Records about charts and figures
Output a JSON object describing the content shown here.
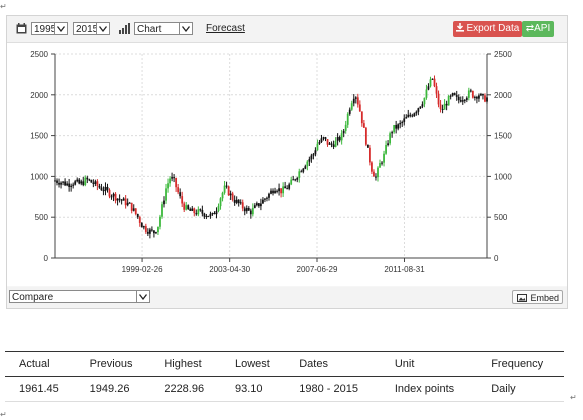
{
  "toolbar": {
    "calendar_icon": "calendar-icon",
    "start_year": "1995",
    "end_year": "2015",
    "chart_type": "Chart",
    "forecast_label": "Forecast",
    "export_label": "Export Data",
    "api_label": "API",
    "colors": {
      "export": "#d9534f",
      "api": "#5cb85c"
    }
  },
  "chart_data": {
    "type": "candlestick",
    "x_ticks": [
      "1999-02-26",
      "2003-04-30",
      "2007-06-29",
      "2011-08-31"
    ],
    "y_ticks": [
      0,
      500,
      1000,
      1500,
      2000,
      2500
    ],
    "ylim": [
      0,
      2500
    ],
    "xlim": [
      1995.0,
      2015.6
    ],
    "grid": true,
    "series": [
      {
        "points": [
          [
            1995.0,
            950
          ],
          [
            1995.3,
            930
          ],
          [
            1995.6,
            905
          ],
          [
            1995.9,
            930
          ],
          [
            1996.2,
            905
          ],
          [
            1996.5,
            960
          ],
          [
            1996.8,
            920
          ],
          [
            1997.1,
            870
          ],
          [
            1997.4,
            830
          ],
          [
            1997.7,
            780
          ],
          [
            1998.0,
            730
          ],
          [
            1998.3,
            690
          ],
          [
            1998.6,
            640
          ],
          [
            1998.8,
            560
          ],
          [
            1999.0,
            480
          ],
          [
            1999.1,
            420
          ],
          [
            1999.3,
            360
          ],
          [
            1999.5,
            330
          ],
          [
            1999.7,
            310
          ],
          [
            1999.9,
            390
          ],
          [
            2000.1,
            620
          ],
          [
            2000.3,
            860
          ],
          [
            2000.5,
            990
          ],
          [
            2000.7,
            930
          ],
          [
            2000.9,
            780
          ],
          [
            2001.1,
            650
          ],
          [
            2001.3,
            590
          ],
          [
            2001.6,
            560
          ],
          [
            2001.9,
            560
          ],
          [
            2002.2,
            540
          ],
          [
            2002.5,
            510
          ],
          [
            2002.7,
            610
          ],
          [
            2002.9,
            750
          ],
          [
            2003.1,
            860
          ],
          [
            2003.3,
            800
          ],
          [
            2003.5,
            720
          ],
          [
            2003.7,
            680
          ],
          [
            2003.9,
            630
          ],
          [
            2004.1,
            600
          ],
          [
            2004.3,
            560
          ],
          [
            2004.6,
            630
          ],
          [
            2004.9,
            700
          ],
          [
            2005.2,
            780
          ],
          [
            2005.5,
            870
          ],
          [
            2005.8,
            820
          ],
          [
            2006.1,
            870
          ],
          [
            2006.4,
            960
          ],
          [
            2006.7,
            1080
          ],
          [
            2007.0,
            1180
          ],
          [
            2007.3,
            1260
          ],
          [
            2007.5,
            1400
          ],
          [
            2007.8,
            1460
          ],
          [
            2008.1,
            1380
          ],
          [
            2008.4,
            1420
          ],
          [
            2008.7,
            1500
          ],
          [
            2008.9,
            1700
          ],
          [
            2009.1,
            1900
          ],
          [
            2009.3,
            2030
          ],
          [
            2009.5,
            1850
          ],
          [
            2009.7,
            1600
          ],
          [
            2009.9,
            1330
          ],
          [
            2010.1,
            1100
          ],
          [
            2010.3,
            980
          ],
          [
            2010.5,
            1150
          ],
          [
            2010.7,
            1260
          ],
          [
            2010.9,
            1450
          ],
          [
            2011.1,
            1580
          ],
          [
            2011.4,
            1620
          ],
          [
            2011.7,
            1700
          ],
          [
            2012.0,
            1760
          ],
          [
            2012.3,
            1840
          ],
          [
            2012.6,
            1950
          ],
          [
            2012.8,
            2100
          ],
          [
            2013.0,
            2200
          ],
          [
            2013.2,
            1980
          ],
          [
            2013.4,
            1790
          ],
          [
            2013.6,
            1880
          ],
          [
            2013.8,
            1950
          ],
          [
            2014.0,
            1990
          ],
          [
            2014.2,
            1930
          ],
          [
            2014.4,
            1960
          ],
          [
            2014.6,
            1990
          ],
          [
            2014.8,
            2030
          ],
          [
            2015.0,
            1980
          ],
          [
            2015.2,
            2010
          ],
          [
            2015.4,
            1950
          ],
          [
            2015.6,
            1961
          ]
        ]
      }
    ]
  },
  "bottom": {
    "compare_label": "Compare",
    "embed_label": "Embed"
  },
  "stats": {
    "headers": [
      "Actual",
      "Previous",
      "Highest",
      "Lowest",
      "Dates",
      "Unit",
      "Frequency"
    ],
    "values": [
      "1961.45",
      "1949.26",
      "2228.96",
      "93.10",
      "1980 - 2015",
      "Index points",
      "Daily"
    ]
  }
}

...

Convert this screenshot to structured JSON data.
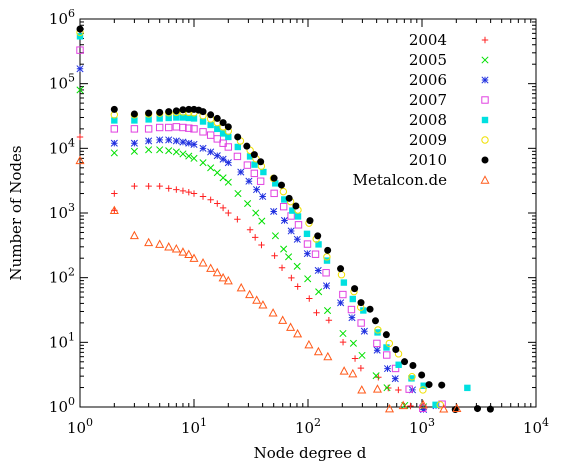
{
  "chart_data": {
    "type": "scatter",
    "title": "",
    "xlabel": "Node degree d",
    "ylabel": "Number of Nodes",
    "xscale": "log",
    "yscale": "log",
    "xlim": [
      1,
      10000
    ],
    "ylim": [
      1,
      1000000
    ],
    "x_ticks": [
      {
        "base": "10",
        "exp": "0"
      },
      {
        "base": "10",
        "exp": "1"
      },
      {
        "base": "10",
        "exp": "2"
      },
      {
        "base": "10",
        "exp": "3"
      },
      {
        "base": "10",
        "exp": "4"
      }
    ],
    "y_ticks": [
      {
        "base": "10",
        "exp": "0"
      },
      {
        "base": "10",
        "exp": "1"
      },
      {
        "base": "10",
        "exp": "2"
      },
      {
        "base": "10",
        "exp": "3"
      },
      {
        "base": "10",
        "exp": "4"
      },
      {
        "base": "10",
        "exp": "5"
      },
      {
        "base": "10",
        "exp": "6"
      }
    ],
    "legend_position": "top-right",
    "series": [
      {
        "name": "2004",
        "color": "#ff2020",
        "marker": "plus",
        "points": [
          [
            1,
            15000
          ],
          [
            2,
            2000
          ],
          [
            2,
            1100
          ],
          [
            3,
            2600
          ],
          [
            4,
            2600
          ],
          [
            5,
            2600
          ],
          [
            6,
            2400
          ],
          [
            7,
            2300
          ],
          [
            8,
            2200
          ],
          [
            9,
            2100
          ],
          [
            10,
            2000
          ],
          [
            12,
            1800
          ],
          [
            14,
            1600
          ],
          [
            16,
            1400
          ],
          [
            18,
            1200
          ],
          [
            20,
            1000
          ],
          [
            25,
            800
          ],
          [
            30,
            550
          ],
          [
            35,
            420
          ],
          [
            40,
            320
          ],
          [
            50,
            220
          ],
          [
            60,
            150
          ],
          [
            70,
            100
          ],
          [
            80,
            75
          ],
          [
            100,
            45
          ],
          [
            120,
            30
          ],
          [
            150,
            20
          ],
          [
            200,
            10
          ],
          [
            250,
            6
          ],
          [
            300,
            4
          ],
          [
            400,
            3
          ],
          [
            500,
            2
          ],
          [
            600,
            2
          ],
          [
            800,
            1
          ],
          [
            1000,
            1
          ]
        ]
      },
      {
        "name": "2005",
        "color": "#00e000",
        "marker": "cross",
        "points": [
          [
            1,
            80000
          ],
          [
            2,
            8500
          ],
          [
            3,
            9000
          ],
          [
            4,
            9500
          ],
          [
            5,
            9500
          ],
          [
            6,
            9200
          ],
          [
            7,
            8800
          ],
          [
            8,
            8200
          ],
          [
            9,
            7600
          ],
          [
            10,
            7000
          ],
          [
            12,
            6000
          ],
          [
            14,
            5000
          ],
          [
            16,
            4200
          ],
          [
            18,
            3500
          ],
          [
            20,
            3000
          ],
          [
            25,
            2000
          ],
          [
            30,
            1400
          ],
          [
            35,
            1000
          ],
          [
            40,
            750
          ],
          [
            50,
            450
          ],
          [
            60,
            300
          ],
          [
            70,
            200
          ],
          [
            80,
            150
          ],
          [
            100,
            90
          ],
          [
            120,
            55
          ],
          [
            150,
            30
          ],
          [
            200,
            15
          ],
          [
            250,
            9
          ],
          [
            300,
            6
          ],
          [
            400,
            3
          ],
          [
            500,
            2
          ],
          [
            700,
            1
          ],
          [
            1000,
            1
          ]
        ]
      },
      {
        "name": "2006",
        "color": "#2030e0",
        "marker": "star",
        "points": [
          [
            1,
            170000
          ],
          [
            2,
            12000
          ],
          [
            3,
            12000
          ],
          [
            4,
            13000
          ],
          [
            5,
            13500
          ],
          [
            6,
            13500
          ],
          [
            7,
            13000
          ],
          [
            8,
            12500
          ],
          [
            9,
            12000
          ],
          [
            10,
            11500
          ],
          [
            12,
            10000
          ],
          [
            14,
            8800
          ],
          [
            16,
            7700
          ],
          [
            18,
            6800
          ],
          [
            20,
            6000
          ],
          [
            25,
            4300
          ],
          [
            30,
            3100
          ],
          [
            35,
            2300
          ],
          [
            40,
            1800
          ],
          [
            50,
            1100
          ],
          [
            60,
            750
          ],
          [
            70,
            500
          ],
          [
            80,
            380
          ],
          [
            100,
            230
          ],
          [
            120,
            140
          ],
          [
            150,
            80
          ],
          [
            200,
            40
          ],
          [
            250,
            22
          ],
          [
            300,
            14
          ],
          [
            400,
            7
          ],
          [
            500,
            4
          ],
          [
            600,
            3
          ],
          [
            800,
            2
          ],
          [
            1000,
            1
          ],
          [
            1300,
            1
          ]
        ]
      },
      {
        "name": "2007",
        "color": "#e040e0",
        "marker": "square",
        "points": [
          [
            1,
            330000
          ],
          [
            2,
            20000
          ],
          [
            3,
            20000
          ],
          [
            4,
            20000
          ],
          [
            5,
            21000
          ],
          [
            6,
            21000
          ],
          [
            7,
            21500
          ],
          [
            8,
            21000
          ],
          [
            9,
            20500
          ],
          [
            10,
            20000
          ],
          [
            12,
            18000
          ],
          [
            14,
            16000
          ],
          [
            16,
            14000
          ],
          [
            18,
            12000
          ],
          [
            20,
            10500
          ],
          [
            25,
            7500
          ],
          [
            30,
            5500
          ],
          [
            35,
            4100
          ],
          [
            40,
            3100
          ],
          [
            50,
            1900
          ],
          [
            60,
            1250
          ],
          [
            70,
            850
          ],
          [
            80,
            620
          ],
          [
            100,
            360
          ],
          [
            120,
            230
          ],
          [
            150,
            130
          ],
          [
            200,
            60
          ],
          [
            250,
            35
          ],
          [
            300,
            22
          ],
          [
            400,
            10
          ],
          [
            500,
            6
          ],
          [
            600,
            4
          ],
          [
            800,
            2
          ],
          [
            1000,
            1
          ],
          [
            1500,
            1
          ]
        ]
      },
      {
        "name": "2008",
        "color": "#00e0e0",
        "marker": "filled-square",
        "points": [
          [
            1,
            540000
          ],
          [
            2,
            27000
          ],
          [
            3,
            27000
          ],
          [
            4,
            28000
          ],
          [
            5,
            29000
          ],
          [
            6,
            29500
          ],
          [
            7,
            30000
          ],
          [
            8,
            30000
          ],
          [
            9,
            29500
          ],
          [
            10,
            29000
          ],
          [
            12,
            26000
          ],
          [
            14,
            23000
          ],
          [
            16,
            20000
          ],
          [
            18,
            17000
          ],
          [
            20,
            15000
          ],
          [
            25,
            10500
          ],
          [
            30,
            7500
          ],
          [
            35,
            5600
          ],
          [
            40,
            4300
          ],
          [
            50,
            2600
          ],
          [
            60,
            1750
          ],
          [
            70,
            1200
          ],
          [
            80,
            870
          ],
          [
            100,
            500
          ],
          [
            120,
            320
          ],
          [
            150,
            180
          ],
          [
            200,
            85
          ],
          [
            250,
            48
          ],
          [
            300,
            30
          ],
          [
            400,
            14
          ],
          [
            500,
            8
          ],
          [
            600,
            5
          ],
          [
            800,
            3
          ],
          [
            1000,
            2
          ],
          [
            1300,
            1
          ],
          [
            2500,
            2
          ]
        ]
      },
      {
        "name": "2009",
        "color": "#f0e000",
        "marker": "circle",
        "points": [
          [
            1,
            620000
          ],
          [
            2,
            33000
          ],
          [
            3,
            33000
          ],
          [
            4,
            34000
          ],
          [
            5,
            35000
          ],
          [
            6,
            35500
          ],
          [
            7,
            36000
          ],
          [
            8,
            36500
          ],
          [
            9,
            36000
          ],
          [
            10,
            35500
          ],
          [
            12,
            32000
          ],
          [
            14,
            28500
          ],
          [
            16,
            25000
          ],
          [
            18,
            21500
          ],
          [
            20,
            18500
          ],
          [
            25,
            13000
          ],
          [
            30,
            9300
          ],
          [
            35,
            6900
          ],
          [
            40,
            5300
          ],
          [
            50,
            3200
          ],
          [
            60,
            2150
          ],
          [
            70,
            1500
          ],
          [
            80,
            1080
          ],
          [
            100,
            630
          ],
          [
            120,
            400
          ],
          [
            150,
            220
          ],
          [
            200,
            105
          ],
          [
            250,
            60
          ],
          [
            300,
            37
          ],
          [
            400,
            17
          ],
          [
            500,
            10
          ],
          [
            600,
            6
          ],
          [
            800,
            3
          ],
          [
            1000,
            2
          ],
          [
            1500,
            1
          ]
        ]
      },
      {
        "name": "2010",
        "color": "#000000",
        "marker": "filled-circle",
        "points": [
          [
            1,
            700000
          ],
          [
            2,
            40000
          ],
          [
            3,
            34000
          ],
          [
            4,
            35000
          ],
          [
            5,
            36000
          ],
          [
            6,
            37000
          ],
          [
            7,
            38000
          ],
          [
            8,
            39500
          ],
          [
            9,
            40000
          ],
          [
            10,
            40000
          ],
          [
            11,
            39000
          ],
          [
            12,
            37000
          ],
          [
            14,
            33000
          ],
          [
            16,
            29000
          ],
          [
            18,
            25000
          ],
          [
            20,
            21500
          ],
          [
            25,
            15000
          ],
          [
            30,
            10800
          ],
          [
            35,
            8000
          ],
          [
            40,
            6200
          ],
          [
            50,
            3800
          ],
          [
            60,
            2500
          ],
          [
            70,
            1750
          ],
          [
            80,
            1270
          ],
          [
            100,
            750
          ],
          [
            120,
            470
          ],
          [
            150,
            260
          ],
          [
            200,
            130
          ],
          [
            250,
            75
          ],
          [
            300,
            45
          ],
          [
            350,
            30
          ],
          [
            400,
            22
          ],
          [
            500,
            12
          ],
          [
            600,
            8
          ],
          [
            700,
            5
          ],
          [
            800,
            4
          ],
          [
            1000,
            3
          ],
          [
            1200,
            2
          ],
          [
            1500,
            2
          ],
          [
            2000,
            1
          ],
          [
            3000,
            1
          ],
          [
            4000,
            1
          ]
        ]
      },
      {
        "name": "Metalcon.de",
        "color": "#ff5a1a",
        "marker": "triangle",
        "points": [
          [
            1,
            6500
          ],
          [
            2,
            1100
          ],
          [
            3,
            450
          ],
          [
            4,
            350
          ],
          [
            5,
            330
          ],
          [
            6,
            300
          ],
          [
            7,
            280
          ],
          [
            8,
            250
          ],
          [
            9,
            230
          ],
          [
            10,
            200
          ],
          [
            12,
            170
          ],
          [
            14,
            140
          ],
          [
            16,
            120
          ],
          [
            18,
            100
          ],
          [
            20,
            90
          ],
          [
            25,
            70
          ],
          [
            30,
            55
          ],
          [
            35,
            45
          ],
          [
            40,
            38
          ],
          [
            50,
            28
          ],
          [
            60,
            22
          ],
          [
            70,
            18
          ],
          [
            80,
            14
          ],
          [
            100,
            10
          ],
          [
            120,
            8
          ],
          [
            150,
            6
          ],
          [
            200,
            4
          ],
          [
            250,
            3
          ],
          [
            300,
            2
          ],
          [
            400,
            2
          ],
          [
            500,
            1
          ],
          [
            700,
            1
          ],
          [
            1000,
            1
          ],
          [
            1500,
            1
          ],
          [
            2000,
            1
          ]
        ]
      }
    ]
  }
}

==

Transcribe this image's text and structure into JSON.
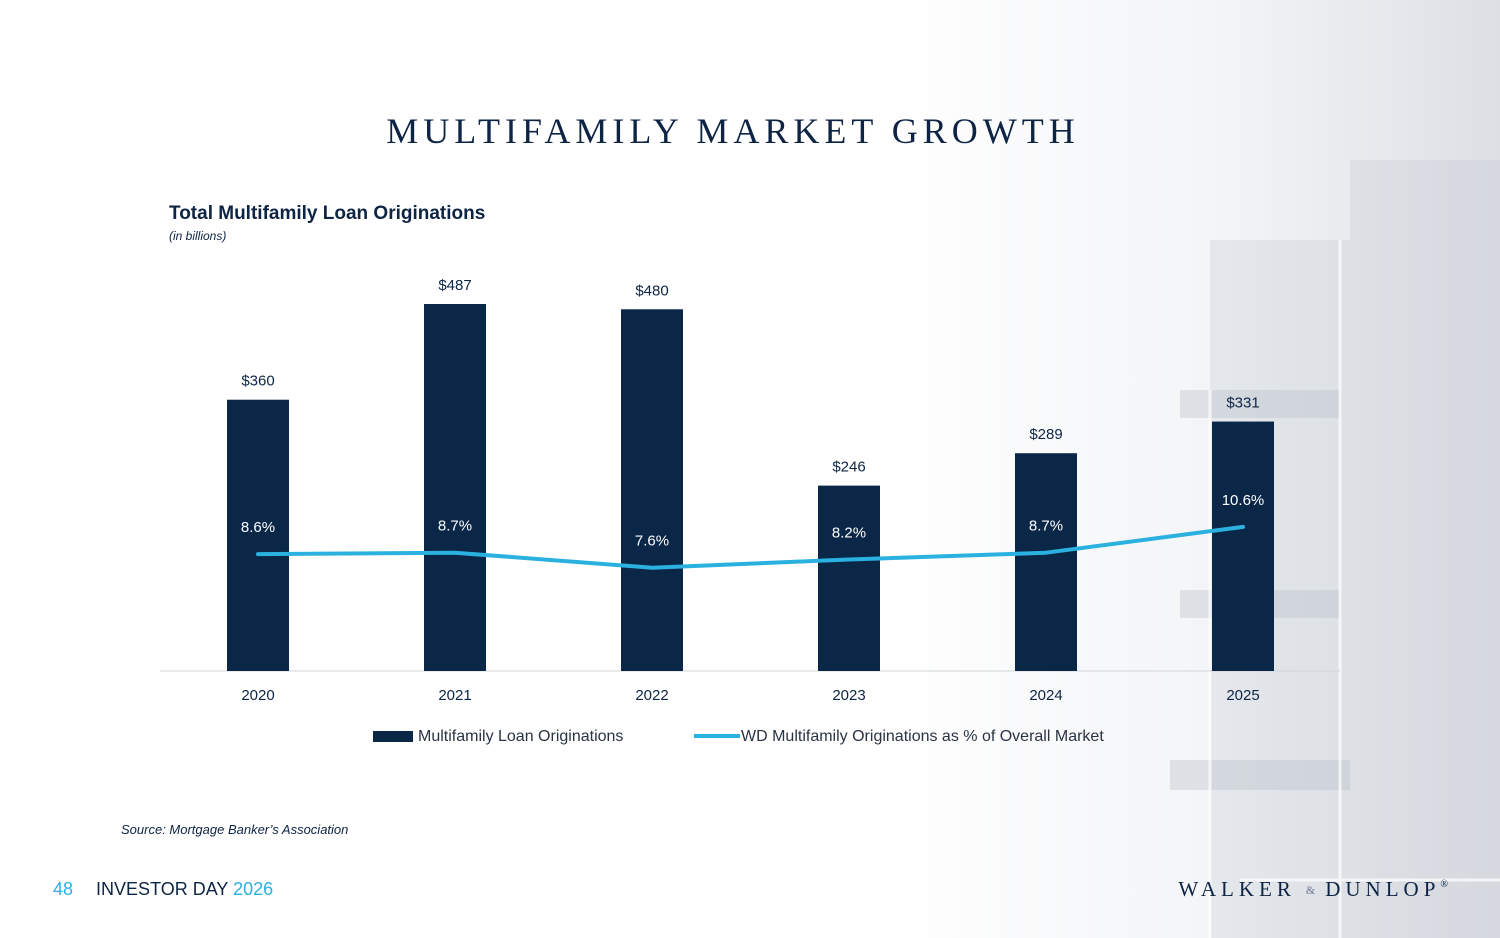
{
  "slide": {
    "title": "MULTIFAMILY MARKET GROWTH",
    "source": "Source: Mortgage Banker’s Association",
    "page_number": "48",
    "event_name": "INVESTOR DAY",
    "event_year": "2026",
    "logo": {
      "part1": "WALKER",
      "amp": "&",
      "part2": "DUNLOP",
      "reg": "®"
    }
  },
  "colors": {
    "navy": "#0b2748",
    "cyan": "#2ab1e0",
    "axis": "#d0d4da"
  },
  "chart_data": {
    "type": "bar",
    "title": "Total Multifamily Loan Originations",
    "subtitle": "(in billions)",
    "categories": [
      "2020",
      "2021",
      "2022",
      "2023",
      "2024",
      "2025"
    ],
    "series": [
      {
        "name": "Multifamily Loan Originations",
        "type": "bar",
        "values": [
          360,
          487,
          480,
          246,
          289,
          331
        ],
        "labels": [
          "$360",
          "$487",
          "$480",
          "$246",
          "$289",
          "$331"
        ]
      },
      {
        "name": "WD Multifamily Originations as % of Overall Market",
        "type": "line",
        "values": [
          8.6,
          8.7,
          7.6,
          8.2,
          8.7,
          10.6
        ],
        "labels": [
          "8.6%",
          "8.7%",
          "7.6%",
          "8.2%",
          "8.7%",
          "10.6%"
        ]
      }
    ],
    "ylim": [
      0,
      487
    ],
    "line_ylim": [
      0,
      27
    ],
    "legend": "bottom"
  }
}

» **Task**: Report each line in the data that holds the word "JSON".

» **Exercise solution**:
Output a JSON object describing the content shown here.
Convert this screenshot to structured JSON data.
Transcribe this image's text and structure into JSON.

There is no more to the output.